* **Your goal**: Extract all lines that hold "Area" from the records below.

+--

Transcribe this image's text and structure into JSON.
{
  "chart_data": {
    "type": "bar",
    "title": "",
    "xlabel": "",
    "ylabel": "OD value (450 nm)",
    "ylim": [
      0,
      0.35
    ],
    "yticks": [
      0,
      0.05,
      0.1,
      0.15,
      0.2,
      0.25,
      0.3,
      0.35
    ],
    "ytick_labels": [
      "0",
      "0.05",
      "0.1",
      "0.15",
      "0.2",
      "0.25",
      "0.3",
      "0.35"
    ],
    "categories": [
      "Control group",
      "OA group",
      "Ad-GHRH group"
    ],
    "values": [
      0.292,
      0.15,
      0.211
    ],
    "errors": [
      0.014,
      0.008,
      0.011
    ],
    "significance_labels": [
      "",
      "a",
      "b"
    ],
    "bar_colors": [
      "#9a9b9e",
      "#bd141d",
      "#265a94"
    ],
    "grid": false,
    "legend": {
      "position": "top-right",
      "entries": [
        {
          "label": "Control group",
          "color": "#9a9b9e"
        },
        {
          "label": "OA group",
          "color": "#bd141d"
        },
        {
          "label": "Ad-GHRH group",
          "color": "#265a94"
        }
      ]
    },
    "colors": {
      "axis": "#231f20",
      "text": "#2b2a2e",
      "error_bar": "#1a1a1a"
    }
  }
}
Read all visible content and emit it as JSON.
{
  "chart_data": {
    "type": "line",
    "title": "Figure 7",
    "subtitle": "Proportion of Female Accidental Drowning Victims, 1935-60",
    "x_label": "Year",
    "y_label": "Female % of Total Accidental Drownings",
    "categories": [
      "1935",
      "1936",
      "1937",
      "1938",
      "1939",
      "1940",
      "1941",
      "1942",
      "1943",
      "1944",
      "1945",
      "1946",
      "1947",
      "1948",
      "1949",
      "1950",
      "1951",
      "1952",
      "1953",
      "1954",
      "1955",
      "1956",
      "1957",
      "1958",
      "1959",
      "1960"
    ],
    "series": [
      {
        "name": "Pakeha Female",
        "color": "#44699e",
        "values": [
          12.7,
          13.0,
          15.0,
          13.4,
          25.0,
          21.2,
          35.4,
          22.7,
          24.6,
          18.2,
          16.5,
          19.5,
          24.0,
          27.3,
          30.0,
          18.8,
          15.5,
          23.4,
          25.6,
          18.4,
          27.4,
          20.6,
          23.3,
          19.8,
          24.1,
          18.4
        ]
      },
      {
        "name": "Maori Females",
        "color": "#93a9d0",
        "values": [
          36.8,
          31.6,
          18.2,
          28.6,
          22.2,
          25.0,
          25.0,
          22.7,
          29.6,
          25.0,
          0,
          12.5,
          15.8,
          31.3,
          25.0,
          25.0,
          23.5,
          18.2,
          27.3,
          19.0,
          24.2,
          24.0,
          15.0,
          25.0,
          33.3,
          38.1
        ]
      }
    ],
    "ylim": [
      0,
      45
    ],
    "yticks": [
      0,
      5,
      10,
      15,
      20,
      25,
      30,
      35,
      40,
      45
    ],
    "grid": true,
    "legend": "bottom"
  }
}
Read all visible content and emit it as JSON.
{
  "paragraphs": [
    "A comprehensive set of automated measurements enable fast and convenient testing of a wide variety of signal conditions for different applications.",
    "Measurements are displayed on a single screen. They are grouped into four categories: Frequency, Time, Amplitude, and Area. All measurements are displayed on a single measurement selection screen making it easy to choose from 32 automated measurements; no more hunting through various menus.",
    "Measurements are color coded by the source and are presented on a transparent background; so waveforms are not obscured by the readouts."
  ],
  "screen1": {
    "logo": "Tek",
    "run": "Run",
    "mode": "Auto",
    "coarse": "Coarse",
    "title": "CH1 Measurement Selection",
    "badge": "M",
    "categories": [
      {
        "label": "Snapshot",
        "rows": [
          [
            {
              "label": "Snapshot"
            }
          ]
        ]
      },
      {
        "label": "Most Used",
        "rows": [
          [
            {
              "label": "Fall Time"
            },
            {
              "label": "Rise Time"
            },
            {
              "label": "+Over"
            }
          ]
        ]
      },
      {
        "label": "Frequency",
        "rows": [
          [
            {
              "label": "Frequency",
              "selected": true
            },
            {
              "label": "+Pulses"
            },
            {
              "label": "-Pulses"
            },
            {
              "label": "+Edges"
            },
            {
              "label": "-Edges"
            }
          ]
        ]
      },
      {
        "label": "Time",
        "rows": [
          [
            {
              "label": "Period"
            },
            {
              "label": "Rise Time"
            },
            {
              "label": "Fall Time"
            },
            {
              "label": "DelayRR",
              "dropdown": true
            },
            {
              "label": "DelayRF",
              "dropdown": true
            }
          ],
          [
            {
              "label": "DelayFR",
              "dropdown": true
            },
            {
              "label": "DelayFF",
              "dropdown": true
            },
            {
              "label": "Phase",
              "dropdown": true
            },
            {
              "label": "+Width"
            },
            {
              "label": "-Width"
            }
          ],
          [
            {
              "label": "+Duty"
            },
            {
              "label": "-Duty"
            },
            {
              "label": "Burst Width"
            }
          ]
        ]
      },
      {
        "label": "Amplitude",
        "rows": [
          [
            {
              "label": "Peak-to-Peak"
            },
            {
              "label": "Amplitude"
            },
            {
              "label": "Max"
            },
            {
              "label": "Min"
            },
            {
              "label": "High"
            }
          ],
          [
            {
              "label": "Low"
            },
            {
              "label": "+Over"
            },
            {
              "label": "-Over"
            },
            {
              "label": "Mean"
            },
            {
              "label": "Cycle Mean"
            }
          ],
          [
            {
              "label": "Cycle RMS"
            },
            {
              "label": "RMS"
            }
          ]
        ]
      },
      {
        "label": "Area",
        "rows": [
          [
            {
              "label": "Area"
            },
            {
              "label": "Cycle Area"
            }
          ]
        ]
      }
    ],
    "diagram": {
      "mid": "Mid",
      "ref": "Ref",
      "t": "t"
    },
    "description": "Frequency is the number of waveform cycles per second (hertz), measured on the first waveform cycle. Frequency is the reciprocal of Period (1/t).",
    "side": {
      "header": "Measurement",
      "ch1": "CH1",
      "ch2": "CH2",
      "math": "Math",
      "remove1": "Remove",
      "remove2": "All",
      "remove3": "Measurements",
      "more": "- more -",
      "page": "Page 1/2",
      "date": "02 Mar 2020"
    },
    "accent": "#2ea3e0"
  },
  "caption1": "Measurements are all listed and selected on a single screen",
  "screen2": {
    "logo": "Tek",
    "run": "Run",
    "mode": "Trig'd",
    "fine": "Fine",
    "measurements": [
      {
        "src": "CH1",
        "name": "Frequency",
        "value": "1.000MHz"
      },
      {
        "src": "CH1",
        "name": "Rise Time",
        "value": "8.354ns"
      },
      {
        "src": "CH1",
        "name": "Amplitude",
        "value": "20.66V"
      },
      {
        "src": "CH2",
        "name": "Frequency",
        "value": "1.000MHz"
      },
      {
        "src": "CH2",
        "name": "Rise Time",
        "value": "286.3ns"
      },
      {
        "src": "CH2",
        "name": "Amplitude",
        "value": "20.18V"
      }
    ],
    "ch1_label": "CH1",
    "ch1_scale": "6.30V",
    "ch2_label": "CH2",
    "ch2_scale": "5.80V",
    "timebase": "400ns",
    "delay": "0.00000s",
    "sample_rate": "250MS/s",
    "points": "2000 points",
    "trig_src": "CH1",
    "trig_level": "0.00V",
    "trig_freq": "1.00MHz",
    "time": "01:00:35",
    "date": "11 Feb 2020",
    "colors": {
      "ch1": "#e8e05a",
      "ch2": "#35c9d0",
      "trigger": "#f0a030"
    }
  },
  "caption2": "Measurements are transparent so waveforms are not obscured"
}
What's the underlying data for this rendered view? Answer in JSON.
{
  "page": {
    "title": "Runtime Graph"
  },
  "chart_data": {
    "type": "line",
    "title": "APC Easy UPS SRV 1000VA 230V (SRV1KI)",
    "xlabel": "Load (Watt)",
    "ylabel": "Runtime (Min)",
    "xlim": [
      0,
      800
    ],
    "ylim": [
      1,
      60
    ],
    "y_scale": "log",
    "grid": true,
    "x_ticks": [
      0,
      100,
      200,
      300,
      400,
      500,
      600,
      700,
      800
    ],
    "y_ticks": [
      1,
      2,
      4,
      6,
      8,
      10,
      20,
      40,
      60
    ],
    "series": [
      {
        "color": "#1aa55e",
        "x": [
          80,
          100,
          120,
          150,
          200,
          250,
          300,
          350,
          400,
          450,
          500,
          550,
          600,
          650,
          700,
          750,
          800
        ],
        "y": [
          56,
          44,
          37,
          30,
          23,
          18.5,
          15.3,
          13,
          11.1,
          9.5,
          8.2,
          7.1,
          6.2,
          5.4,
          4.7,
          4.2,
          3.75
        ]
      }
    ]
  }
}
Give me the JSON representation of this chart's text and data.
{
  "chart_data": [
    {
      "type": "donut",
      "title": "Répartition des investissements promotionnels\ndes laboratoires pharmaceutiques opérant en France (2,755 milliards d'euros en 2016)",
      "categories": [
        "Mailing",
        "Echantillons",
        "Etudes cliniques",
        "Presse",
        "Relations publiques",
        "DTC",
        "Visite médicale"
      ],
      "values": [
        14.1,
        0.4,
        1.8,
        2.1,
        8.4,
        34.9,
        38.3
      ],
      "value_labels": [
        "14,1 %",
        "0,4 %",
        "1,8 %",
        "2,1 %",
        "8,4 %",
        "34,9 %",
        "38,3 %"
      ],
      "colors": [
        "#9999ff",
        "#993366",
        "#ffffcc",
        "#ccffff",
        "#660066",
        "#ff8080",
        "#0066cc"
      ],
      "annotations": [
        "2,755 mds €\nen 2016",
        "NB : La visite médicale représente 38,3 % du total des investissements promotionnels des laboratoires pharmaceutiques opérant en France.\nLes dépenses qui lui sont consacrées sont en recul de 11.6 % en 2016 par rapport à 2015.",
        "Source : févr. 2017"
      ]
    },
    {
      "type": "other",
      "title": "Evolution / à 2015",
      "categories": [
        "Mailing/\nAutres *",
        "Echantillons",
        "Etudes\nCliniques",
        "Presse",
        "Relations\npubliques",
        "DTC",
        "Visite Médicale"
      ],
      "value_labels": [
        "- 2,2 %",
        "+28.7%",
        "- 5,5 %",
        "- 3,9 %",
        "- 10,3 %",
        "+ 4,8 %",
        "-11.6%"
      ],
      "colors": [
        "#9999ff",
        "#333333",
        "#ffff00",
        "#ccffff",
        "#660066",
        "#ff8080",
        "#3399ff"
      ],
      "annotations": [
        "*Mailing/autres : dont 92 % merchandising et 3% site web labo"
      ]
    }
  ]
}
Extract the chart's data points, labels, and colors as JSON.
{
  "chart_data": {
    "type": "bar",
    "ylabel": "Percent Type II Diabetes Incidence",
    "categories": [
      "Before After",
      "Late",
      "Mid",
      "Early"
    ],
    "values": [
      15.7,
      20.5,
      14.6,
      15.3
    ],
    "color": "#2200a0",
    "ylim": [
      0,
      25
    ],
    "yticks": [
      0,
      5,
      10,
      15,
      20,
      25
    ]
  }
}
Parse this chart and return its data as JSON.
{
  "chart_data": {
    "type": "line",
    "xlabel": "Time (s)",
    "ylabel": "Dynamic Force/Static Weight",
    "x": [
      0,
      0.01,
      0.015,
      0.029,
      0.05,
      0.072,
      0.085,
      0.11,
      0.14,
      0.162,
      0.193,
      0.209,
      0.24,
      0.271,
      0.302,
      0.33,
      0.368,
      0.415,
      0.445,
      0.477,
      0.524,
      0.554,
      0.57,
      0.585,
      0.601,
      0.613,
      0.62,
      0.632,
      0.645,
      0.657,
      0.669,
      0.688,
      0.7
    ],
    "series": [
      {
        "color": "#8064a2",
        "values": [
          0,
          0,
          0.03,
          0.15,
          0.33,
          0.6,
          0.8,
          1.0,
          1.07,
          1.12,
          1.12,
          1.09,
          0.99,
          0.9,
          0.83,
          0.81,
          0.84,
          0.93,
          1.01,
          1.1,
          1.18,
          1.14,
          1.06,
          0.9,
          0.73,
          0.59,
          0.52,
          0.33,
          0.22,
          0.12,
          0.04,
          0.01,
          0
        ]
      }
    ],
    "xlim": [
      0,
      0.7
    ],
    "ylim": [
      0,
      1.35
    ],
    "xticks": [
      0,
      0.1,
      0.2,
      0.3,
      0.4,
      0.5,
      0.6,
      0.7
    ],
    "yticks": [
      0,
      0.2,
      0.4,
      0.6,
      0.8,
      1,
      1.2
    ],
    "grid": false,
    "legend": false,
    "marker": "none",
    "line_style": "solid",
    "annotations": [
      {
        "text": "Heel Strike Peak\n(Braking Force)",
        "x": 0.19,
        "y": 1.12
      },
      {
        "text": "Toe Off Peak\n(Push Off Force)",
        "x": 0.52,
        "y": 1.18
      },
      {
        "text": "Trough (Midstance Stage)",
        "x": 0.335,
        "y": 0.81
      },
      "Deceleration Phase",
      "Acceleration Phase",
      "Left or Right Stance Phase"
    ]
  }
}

+--

* **Result of the task**:
    "Measurements are displayed on a single screen. They are grouped into four categories: Frequency, Time, Amplitude, and Area. All measurements are displayed on a single measurement selection screen making it easy to choose from 32 automated measurements; no more hunting through various menus.",
        "label": "Area",
              "label": "Area"
              "label": "Cycle Area"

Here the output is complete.